■ INSTRUCTION
Check each line of the listing below for the string "logo", and copy the ones that have it.
----- DATA FOR THIS EXERCISE -----
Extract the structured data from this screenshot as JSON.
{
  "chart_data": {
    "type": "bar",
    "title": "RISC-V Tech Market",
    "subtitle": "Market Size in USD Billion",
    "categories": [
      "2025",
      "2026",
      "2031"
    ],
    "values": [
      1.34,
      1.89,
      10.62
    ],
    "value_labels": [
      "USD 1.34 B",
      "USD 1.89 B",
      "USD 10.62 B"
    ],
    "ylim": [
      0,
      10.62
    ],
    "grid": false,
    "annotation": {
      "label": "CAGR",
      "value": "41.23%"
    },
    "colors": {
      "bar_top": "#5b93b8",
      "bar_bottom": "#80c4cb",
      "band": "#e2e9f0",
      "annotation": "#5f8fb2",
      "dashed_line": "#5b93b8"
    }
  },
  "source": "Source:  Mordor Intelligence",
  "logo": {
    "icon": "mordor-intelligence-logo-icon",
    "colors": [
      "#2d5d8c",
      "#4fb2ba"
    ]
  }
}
-----
■ THE OUTPUT
  "logo": {
    "icon": "mordor-intelligence-logo-icon",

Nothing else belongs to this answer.